══ Excerpted records

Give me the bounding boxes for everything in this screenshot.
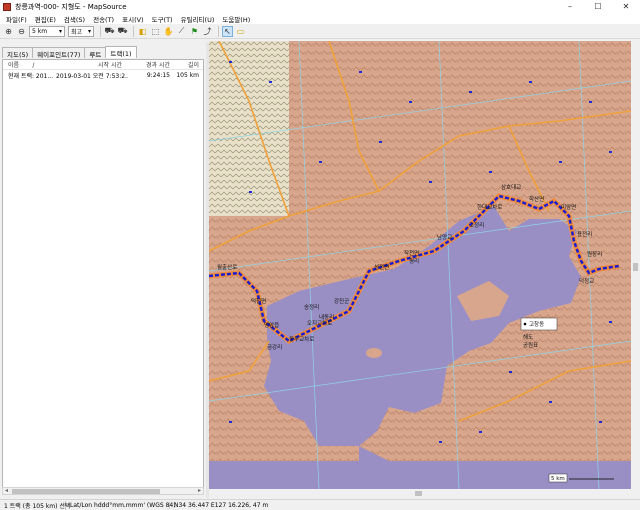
menu-bar: 파일(F) 편집(E) 검색(S) 전송(T) 표시(V) 도구(T) 유틸리티… — [0, 13, 640, 24]
close-button[interactable]: ✕ — [612, 0, 640, 13]
menu-search[interactable]: 검색(S) — [60, 14, 89, 24]
column-header-length[interactable]: 길이 — [172, 60, 203, 69]
scale-select[interactable]: 5 km ▾ — [29, 25, 65, 37]
status-position: N34 36.447 E127 16.226, 47 m — [174, 501, 269, 509]
track-start-time: 2019-03-01 오전 7:53:2... — [56, 72, 128, 80]
minimize-button[interactable]: – — [556, 0, 584, 13]
status-track-info: 1 트랙 (총 105 km) 선택 — [0, 500, 70, 510]
window-title: 창릉과역-000- 지형도 - MapSource — [15, 2, 127, 11]
map-label: 작천면 — [404, 249, 419, 257]
tab-maps[interactable]: 지도(5) — [2, 47, 34, 59]
sea-area-south — [209, 461, 631, 489]
toolbar-separator — [218, 25, 219, 37]
map-label: 한대교차로 — [477, 203, 502, 211]
map-vertical-scrollbar[interactable] — [631, 41, 640, 489]
popup-line2: 공원표 — [523, 341, 538, 349]
toolbar-separator — [100, 25, 101, 37]
menu-tools[interactable]: 도구(T) — [148, 14, 177, 24]
map-label: 용전리 — [577, 230, 592, 238]
list-horizontal-scrollbar[interactable]: ◂ ▸ — [2, 487, 204, 495]
chevron-down-icon: ▾ — [58, 27, 62, 35]
map-label: 덕정교 — [579, 278, 594, 285]
map-label: 삼호대교 — [501, 183, 521, 191]
track-length: 105 km — [176, 71, 199, 79]
scrollbar-thumb[interactable] — [633, 263, 638, 271]
map-label: 평리 — [409, 257, 419, 265]
column-header-start[interactable]: 시작 시간 — [53, 60, 128, 69]
menu-view[interactable]: 표시(V) — [118, 14, 147, 24]
map-label: 내동리 — [319, 313, 334, 321]
menu-utilities[interactable]: 유틸리티(U) — [177, 14, 219, 24]
tab-waypoints[interactable]: 웨이포인트(77) — [32, 47, 86, 59]
hand-tool-icon[interactable]: ✋ — [163, 26, 174, 37]
popup-line1: 해도 — [523, 333, 533, 341]
toolbar: ⊕ ⊖ 5 km ▾ 최고 ▾ ⛟ ⛟ ◧ ⬚ ✋ ⟋ ⚑ ⤴ ↖ ▭ — [0, 24, 640, 39]
menu-edit[interactable]: 편집(E) — [31, 14, 60, 24]
status-bar: 1 트랙 (총 105 km) 선택 Lat/Lon hddd°mm.mmm' … — [0, 499, 640, 510]
zoom-tool-icon[interactable]: ◧ — [137, 26, 148, 37]
island — [366, 348, 382, 358]
scroll-left-icon[interactable]: ◂ — [5, 487, 8, 494]
map-canvas[interactable]: 월출산로 덕진면 영암읍 동무교차로 오지교차로 강진군 성전면 작천면 남양교… — [209, 41, 631, 489]
zoom-out-icon[interactable]: ⊖ — [16, 26, 27, 37]
track-list-header: 이름 / 시작 시간 경과 시간 길이 — [3, 60, 203, 70]
toolbar-separator — [133, 25, 134, 37]
track-list: 이름 / 시작 시간 경과 시간 길이 현재 트랙: 201... 2019-0… — [2, 59, 204, 490]
unmapped-area — [209, 41, 289, 216]
scale-select-value: 5 km — [32, 27, 48, 35]
waypoint-tool-icon[interactable]: ⚑ — [189, 26, 200, 37]
send-to-device-icon[interactable]: ⛟ — [117, 26, 128, 37]
map-label: 금강리 — [267, 343, 282, 351]
track-name: 현재 트랙: 201... — [8, 72, 53, 80]
map-label: 영암읍 — [264, 321, 279, 329]
scale-label: 5 km — [551, 476, 565, 482]
tab-tracks[interactable]: 트랙(1) — [105, 46, 137, 58]
title-bar: 창릉과역-000- 지형도 - MapSource – ☐ ✕ — [0, 0, 640, 13]
scroll-right-icon[interactable]: ▸ — [198, 487, 201, 494]
app-icon — [3, 2, 11, 11]
scrollbar-thumb[interactable] — [415, 491, 422, 496]
map-label: 미암면 — [561, 203, 576, 211]
map-label: 성전면 — [374, 263, 389, 271]
map-label: 동무교차로 — [289, 335, 314, 343]
map-label: 월출산로 — [217, 263, 237, 271]
detail-select-value: 최고 — [71, 28, 83, 36]
table-row[interactable]: 현재 트랙: 201... 2019-03-01 오전 7:53:2... 9:… — [3, 70, 203, 80]
tab-routes[interactable]: 루트 — [84, 47, 107, 59]
status-coord-format: Lat/Lon hddd°mm.mmm' (WGS 84) — [66, 501, 176, 509]
map-label: 학산면 — [529, 195, 544, 203]
column-header-name[interactable]: 이름 / — [3, 60, 53, 69]
data-panel: 지도(5) 웨이포인트(77) 루트 트랙(1) 이름 / 시작 시간 경과 시… — [0, 42, 206, 498]
detail-select[interactable]: 최고 ▾ — [68, 25, 94, 37]
route-tool-icon[interactable]: ⤴ — [202, 26, 213, 37]
zoom-in-icon[interactable]: ⊕ — [3, 26, 14, 37]
select-zoom-icon[interactable]: ⬚ — [150, 26, 161, 37]
track-elapsed-time: 9:24:15 — [146, 71, 170, 79]
map-label: 덕진면 — [251, 297, 266, 305]
maximize-button[interactable]: ☐ — [584, 0, 612, 13]
map-label: 송정리 — [304, 303, 319, 311]
receive-from-device-icon[interactable]: ⛟ — [104, 26, 115, 37]
column-header-elapsed[interactable]: 경과 시간 — [128, 60, 172, 69]
menu-transfer[interactable]: 전송(T) — [89, 14, 118, 24]
selection-tool-icon[interactable]: ↖ — [222, 25, 233, 37]
map-horizontal-scrollbar[interactable] — [209, 489, 631, 498]
popup-title: 고창동 — [529, 320, 544, 328]
map-label: 고정리 — [469, 221, 484, 229]
mapsource-window: 창릉과역-000- 지형도 - MapSource – ☐ ✕ 파일(F) 편집… — [0, 0, 640, 510]
map-label: 남양교 — [437, 233, 452, 241]
scrollbar-thumb[interactable] — [12, 489, 160, 494]
menu-help[interactable]: 도움말(H) — [218, 14, 254, 24]
menu-file[interactable]: 파일(F) — [2, 14, 31, 24]
map-view[interactable]: 월출산로 덕진면 영암읍 동무교차로 오지교차로 강진군 성전면 작천면 남양교… — [209, 41, 631, 489]
distance-tool-icon[interactable]: ⟋ — [176, 26, 187, 37]
map-label: 원장리 — [587, 250, 602, 258]
panel-tabs: 지도(5) 웨이포인트(77) 루트 트랙(1) — [2, 46, 137, 59]
chevron-down-icon: ▾ — [87, 27, 91, 35]
map-label: 강진군 — [334, 297, 349, 305]
measure-tool-icon[interactable]: ▭ — [235, 26, 246, 37]
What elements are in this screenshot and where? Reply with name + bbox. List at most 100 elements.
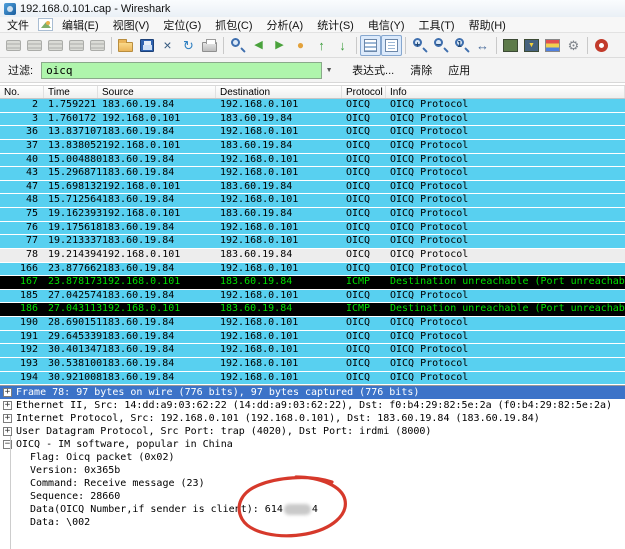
title-bar: 192.168.0.101.cap - Wireshark: [0, 0, 625, 17]
capture-stop-icon[interactable]: [66, 35, 87, 56]
capture-start-icon[interactable]: [45, 35, 66, 56]
packet-row-75[interactable]: 75 19.162393 192.168.0.101 183.60.19.84 OICQ…: [0, 208, 625, 222]
column-header-protocol[interactable]: Protocol: [342, 86, 386, 98]
go-bottom-icon[interactable]: ↓: [332, 35, 353, 56]
capture-restart-icon[interactable]: [87, 35, 108, 56]
packet-details-pane: + Frame 78: 97 bytes on wire (776 bits), …: [0, 385, 625, 549]
menu-item-go[interactable]: 定位(G): [156, 17, 208, 33]
packet-row-48[interactable]: 48 15.712564 183.60.19.84 192.168.0.101 OICQ…: [0, 194, 625, 208]
packet-row-77[interactable]: 77 19.213337 183.60.19.84 192.168.0.101 OICQ…: [0, 235, 625, 249]
menu-bar: 文件 编辑(E) 视图(V) 定位(G) 抓包(C) 分析(A) 统计(S) 电信(Y) 工具(…: [0, 17, 625, 32]
packet-row-76[interactable]: 76 19.175618 183.60.19.84 192.168.0.101 OICQ…: [0, 221, 625, 236]
menu-item-help[interactable]: 帮助(H): [462, 17, 513, 33]
help-icon[interactable]: [591, 35, 612, 56]
filter-input[interactable]: [41, 61, 323, 79]
zoom-in-icon[interactable]: +: [409, 35, 430, 56]
broken-image-artifact-icon: [38, 18, 53, 31]
wireshark-app-icon: [4, 2, 16, 15]
filter-dropdown-icon[interactable]: ▼: [322, 62, 336, 79]
resize-columns-icon[interactable]: ↔: [472, 35, 493, 56]
packet-row-186[interactable]: 186 27.043113 192.168.0.101 183.60.19.84 ICM…: [0, 303, 625, 317]
packet-row-193[interactable]: 193 30.538100 183.60.19.84 192.168.0.101 OIC…: [0, 357, 625, 372]
packet-row-78[interactable]: 78 19.214394 192.168.0.101 183.60.19.84 OICQ…: [0, 248, 625, 263]
detail-line-oicq-data[interactable]: Data: \002: [0, 516, 625, 529]
detail-line-udp[interactable]: + User Datagram Protocol, Src Port: trap …: [0, 425, 625, 438]
packet-row-166[interactable]: 166 23.877662 183.60.19.84 192.168.0.101 OIC…: [0, 262, 625, 277]
print-icon[interactable]: [199, 35, 220, 56]
menu-item-view[interactable]: 视图(V): [106, 17, 157, 33]
save-file-icon[interactable]: [136, 35, 157, 56]
close-file-icon[interactable]: ×: [157, 35, 178, 56]
expand-plus-icon[interactable]: +: [3, 388, 12, 397]
detail-line-ip[interactable]: + Internet Protocol, Src: 192.168.0.101 (…: [0, 412, 625, 425]
toolbar-separator: [356, 36, 357, 54]
main-toolbar: × ↻ ◀ ▶ ● ↑ ↓ + −1 ↔ ▼ ⚙: [0, 32, 625, 58]
preferences-icon[interactable]: ⚙: [563, 35, 584, 56]
forward-icon[interactable]: ▶: [269, 35, 290, 56]
packet-row-36[interactable]: 36 13.837107 183.60.19.84 192.168.0.101 OICQ…: [0, 126, 625, 140]
column-header-source[interactable]: Source: [98, 86, 216, 98]
toolbar-separator: [111, 36, 112, 54]
packet-row-3[interactable]: 3 1.760172 192.168.0.101 183.60.19.84 OICQ OI…: [0, 112, 625, 127]
detail-line-ethernet[interactable]: + Ethernet II, Src: 14:dd:a9:03:62:22 (14…: [0, 399, 625, 412]
packet-row-43[interactable]: 43 15.296871 183.60.19.84 192.168.0.101 OICQ…: [0, 167, 625, 181]
expand-plus-icon[interactable]: +: [3, 401, 12, 410]
column-header-info[interactable]: Info: [386, 86, 625, 98]
apply-button[interactable]: 应用: [448, 62, 470, 78]
filter-label: 过滤:: [8, 65, 34, 77]
tree-indent-guide: [10, 436, 11, 549]
packet-row-191[interactable]: 191 29.645339 183.60.19.84 192.168.0.101 OIC…: [0, 330, 625, 345]
packet-row-167[interactable]: 167 23.878173 192.168.0.101 183.60.19.84 ICM…: [0, 276, 625, 290]
redacted-oicq-number: [283, 504, 311, 515]
packet-row-192[interactable]: 192 30.401347 183.60.19.84 192.168.0.101 OIC…: [0, 344, 625, 358]
column-header-time[interactable]: Time: [44, 86, 98, 98]
capture-filter-icon[interactable]: [500, 35, 521, 56]
zoom-out-icon[interactable]: −: [430, 35, 451, 56]
toolbar-separator: [496, 36, 497, 54]
column-header-destination[interactable]: Destination: [216, 86, 342, 98]
clear-button[interactable]: 清除: [410, 62, 432, 78]
packet-row-2[interactable]: 2 1.759221 183.60.19.84 192.168.0.101 OICQ OI…: [0, 99, 625, 113]
detail-line-oicq-flag[interactable]: Flag: Oicq packet (0x02): [0, 451, 625, 464]
go-top-icon[interactable]: ↑: [311, 35, 332, 56]
zoom-100-icon[interactable]: 1: [451, 35, 472, 56]
expand-plus-icon[interactable]: +: [3, 427, 12, 436]
capture-options-icon[interactable]: [24, 35, 45, 56]
expression-button[interactable]: 表达式...: [352, 62, 394, 78]
menu-item-analyze[interactable]: 分析(A): [260, 17, 311, 33]
colorize-icon[interactable]: [360, 34, 381, 56]
open-file-icon[interactable]: [115, 35, 136, 56]
coloring-rules-icon[interactable]: [542, 35, 563, 56]
menu-item-tools[interactable]: 工具(T): [412, 17, 462, 33]
menu-item-file[interactable]: 文件: [0, 17, 36, 33]
autoscroll-icon[interactable]: [381, 34, 402, 56]
expand-plus-icon[interactable]: +: [3, 414, 12, 423]
packet-row-194[interactable]: 194 30.921008 183.60.19.84 192.168.0.101 OIC…: [0, 371, 625, 386]
packet-list-header: No. Time Source Destination Protocol Inf…: [0, 85, 625, 99]
menu-item-capture[interactable]: 抓包(C): [208, 17, 259, 33]
toolbar-separator: [405, 36, 406, 54]
menu-item-statistics[interactable]: 统计(S): [310, 17, 361, 33]
detail-line-oicq-command[interactable]: Command: Receive message (23): [0, 477, 625, 490]
detail-line-oicq-version[interactable]: Version: 0x365b: [0, 464, 625, 477]
packet-list: 2 1.759221 183.60.19.84 192.168.0.101 OICQ OI…: [0, 99, 625, 386]
detail-line-oicq[interactable]: − OICQ - IM software, popular in China: [0, 438, 625, 451]
back-icon[interactable]: ◀: [248, 35, 269, 56]
interfaces-icon[interactable]: [3, 35, 24, 56]
packet-row-40[interactable]: 40 15.004880 183.60.19.84 192.168.0.101 OICQ…: [0, 153, 625, 168]
filter-toolbar: 过滤: ▼ 表达式... 清除 应用: [0, 58, 625, 83]
packet-row-47[interactable]: 47 15.698132 192.168.0.101 183.60.19.84 OICQ…: [0, 180, 625, 195]
packet-row-185[interactable]: 185 27.042574 183.60.19.84 192.168.0.101 OIC…: [0, 289, 625, 304]
column-header-no[interactable]: No.: [0, 86, 44, 98]
menu-item-edit[interactable]: 编辑(E): [55, 17, 106, 33]
detail-line-oicq-number[interactable]: Data(OICQ Number,if sender is client): 6…: [0, 503, 625, 516]
find-icon[interactable]: [227, 35, 248, 56]
goto-packet-icon[interactable]: ●: [290, 35, 311, 56]
display-filter-icon[interactable]: ▼: [521, 35, 542, 56]
detail-line-oicq-sequence[interactable]: Sequence: 28660: [0, 490, 625, 503]
menu-item-telephony[interactable]: 电信(Y): [361, 17, 412, 33]
packet-row-37[interactable]: 37 13.838052 192.168.0.101 183.60.19.84 OICQ…: [0, 139, 625, 154]
packet-row-190[interactable]: 190 28.690151 183.60.19.84 192.168.0.101 OIC…: [0, 317, 625, 331]
detail-line-frame[interactable]: + Frame 78: 97 bytes on wire (776 bits), …: [0, 386, 625, 399]
reload-icon[interactable]: ↻: [178, 35, 199, 56]
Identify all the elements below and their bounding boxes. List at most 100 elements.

════

[Problem details]: Rename "map-label" to "place-label" in the lines between the one holding "menu-bar: 파일(F) 편집(E)" and the one holding "status-bar: 1 트랙", inclusive, and return only those lines with nothing else changed.

[Completed task]:
menu-bar: 파일(F) 편집(E) 검색(S) 전송(T) 표시(V) 도구(T) 유틸리티… — [0, 13, 640, 24]
close-button[interactable]: ✕ — [612, 0, 640, 13]
menu-search[interactable]: 검색(S) — [60, 14, 89, 24]
column-header-length[interactable]: 길이 — [172, 60, 203, 69]
scale-select[interactable]: 5 km ▾ — [29, 25, 65, 37]
status-position: N34 36.447 E127 16.226, 47 m — [174, 501, 269, 509]
track-start-time: 2019-03-01 오전 7:53:2... — [56, 72, 128, 80]
minimize-button[interactable]: – — [556, 0, 584, 13]
status-track-info: 1 트랙 (총 105 km) 선택 — [0, 500, 70, 510]
window-title: 창릉과역-000- 지형도 - MapSource — [15, 2, 127, 11]
place-label: 작천면 — [404, 249, 419, 257]
tab-maps[interactable]: 지도(5) — [2, 47, 34, 59]
sea-area-south — [209, 461, 631, 489]
toolbar-separator — [218, 25, 219, 37]
place-label: 한대교차로 — [477, 203, 502, 211]
map-vertical-scrollbar[interactable] — [631, 41, 640, 489]
popup-line2: 공원표 — [523, 341, 538, 349]
toolbar-separator — [100, 25, 101, 37]
menu-tools[interactable]: 도구(T) — [148, 14, 177, 24]
place-label: 용전리 — [577, 230, 592, 238]
list-horizontal-scrollbar[interactable]: ◂ ▸ — [2, 487, 204, 495]
chevron-down-icon: ▾ — [58, 27, 62, 35]
place-label: 덕정교 — [579, 278, 594, 285]
place-label: 삼호대교 — [501, 183, 521, 191]
track-length: 105 km — [176, 71, 199, 79]
scrollbar-thumb[interactable] — [633, 263, 638, 271]
place-label: 평리 — [409, 257, 419, 265]
column-header-start[interactable]: 시작 시간 — [53, 60, 128, 69]
menu-view[interactable]: 표시(V) — [118, 14, 147, 24]
place-label: 내동리 — [319, 313, 334, 321]
menu-utilities[interactable]: 유틸리티(U) — [177, 14, 219, 24]
tab-waypoints[interactable]: 웨이포인트(77) — [32, 47, 86, 59]
hand-tool-icon[interactable]: ✋ — [163, 26, 174, 37]
popup-line1: 해도 — [523, 333, 533, 341]
toolbar: ⊕ ⊖ 5 km ▾ 최고 ▾ ⛟ ⛟ ◧ ⬚ ✋ ⟋ ⚑ ⤴ ↖ ▭ — [0, 24, 640, 39]
menu-edit[interactable]: 편집(E) — [31, 14, 60, 24]
status-bar: 1 트랙 (총 105 km) 선택 Lat/Lon hddd°mm.mmm' … — [0, 499, 640, 510]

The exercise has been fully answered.